**WHAT NEEDS TO BE DONE**: Could you repeat every record below exactly as written?

[Figure collection entries]

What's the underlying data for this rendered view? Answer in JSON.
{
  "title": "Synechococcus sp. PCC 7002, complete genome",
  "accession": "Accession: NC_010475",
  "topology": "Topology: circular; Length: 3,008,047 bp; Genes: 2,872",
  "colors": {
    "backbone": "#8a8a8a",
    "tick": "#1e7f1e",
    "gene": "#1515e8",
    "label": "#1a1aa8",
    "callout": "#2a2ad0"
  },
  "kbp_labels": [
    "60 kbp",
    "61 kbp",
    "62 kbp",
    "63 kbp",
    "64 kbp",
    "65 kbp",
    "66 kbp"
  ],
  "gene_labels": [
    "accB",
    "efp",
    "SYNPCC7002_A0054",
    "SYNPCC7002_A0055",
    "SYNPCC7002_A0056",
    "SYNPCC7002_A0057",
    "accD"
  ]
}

**FINISHED TASK**:
What's the underlying data for this rendered view? Answer in JSON.
{
  "title": "Synechococcus sp. PCC 7002, complete genome",
  "accession": "Accession: NC_010475",
  "topology": "Topology: circular; Length: 3,008,047 bp; Genes: 2,872",
  "colors": {
    "backbone": "#8a8a8a",
    "tick": "#1e7f1e",
    "gene": "#1515e8",
    "label": "#1a1aa8",
    "callout": "#2a2ad0"
  },
  "kbp_labels": [
    "60 kbp",
    "61 kbp",
    "62 kbp",
    "63 kbp",
    "64 kbp",
    "65 kbp",
    "66 kbp"
  ],
  "gene_labels": [
    "accB",
    "efp",
    "SYNPCC7002_A0054",
    "SYNPCC7002_A0055",
    "SYNPCC7002_A0056",
    "SYNPCC7002_A0057",
    "accD"
  ]
}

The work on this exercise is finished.